*WHAT IS NEEDED*: Reproduce the records exactly.

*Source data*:
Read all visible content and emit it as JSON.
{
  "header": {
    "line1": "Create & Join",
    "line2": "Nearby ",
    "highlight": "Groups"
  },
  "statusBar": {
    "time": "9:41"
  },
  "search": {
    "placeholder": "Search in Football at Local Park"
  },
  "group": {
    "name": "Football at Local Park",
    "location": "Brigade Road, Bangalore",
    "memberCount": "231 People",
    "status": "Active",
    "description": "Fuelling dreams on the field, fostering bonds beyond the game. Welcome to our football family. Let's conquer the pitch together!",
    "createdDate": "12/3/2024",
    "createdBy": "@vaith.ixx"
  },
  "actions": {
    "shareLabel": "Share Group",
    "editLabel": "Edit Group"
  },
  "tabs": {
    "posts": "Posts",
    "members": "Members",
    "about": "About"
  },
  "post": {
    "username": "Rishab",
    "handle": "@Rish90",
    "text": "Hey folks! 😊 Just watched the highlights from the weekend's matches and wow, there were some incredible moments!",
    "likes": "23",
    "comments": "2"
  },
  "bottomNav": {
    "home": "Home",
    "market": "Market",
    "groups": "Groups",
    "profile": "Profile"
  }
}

*FINISHED ANSWER*:
Read all visible content and emit it as JSON.
{
  "header": {
    "line1": "Create & Join",
    "line2": "Nearby ",
    "highlight": "Groups"
  },
  "statusBar": {
    "time": "9:41"
  },
  "search": {
    "placeholder": "Search in Football at Local Park"
  },
  "group": {
    "name": "Football at Local Park",
    "location": "Brigade Road, Bangalore",
    "memberCount": "231 People",
    "status": "Active",
    "description": "Fuelling dreams on the field, fostering bonds beyond the game. Welcome to our football family. Let's conquer the pitch together!",
    "createdDate": "12/3/2024",
    "createdBy": "@vaith.ixx"
  },
  "actions": {
    "shareLabel": "Share Group",
    "editLabel": "Edit Group"
  },
  "tabs": {
    "posts": "Posts",
    "members": "Members",
    "about": "About"
  },
  "post": {
    "username": "Rishab",
    "handle": "@Rish90",
    "text": "Hey folks! 😊 Just watched the highlights from the weekend's matches and wow, there were some incredible moments!",
    "likes": "23",
    "comments": "2"
  },
  "bottomNav": {
    "home": "Home",
    "market": "Market",
    "groups": "Groups",
    "profile": "Profile"
  }
}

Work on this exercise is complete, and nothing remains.